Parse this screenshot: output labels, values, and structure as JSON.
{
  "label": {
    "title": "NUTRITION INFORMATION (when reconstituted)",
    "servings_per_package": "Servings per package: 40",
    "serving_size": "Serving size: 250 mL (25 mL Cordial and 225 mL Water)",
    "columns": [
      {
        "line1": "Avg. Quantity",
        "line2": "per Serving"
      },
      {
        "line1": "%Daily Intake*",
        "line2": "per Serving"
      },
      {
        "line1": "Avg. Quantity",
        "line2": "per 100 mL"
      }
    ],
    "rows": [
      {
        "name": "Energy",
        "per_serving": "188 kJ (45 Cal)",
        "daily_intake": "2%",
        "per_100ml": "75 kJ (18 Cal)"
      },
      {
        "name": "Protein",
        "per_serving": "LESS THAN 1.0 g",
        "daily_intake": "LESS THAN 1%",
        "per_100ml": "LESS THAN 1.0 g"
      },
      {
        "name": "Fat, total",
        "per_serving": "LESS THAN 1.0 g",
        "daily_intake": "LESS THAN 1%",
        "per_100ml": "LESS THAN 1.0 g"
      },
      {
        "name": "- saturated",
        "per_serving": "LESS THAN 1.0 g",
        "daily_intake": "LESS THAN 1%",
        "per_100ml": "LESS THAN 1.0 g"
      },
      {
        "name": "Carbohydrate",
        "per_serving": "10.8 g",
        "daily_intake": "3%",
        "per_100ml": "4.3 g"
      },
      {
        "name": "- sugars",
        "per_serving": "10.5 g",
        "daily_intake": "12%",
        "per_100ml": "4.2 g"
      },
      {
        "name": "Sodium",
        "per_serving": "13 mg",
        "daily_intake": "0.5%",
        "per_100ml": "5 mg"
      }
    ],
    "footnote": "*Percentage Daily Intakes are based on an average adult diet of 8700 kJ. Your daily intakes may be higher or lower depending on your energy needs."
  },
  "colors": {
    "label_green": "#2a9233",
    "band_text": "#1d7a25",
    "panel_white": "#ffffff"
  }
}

INSTRUCTIONS TO FOLLOW
Extract all lines of the records above that include "name".

SOLVED PROBLEM
        "name": "Energy",
        "name": "Protein",
        "name": "Fat, total",
        "name": "- saturated",
        "name": "Carbohydrate",
        "name": "- sugars",
        "name": "Sodium",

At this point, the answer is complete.